[Records that describe figures]
***

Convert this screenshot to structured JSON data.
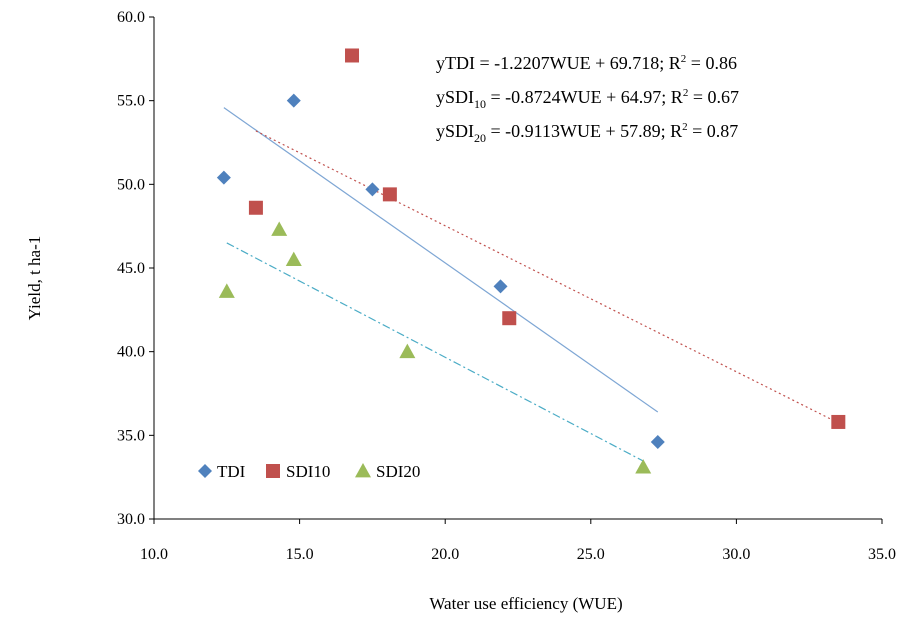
{
  "chart_data": {
    "type": "scatter",
    "xlabel": "Water use efficiency (WUE)",
    "ylabel": "Yield, t ha-1",
    "xlim": [
      10,
      35
    ],
    "ylim": [
      30,
      60
    ],
    "x_ticks": [
      "10.0",
      "15.0",
      "20.0",
      "25.0",
      "30.0",
      "35.0"
    ],
    "y_ticks": [
      "30.0",
      "35.0",
      "40.0",
      "45.0",
      "50.0",
      "55.0",
      "60.0"
    ],
    "grid": false,
    "legend_position": "bottom-left",
    "series": [
      {
        "name": "TDI",
        "marker": "diamond",
        "color": "#4f81bd",
        "points": [
          [
            12.4,
            50.4
          ],
          [
            14.8,
            55.0
          ],
          [
            17.5,
            49.7
          ],
          [
            21.9,
            43.9
          ],
          [
            27.3,
            34.6
          ]
        ],
        "trendline": {
          "x_range": [
            12.4,
            27.3
          ],
          "style": "solid",
          "color": "#7ea6d4"
        }
      },
      {
        "name": "SDI10",
        "marker": "square",
        "color": "#c0504d",
        "points": [
          [
            13.5,
            48.6
          ],
          [
            16.8,
            57.7
          ],
          [
            18.1,
            49.4
          ],
          [
            22.2,
            42.0
          ],
          [
            33.5,
            35.8
          ]
        ],
        "trendline": {
          "x_range": [
            13.5,
            33.5
          ],
          "style": "dotted",
          "color": "#c0504d"
        }
      },
      {
        "name": "SDI20",
        "marker": "triangle",
        "color": "#9bbb59",
        "points": [
          [
            12.5,
            43.6
          ],
          [
            14.3,
            47.3
          ],
          [
            14.8,
            45.5
          ],
          [
            18.7,
            40.0
          ],
          [
            26.8,
            33.1
          ]
        ],
        "trendline": {
          "x_range": [
            12.5,
            26.8
          ],
          "style": "dash-dot",
          "color": "#4bacc6"
        }
      }
    ],
    "equations": [
      {
        "base": "yTDI",
        "sub": "",
        "rest": " = -1.2207WUE + 69.718; R",
        "sup": "2",
        "tail": " = 0.86"
      },
      {
        "base": "ySDI",
        "sub": "10",
        "rest": " = -0.8724WUE + 64.97; R",
        "sup": "2",
        "tail": " = 0.67"
      },
      {
        "base": "ySDI",
        "sub": "20",
        "rest": " = -0.9113WUE + 57.89; R",
        "sup": "2",
        "tail": " = 0.87"
      }
    ]
  }
}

***

__WHAT TO DO__. In the entries above, locate every line with the word "color" and copy it.

__COMPLETE ANSWER__.
        "color": "#4f81bd",
          "color": "#7ea6d4"
        "color": "#c0504d",
          "color": "#c0504d"
        "color": "#9bbb59",
          "color": "#4bacc6"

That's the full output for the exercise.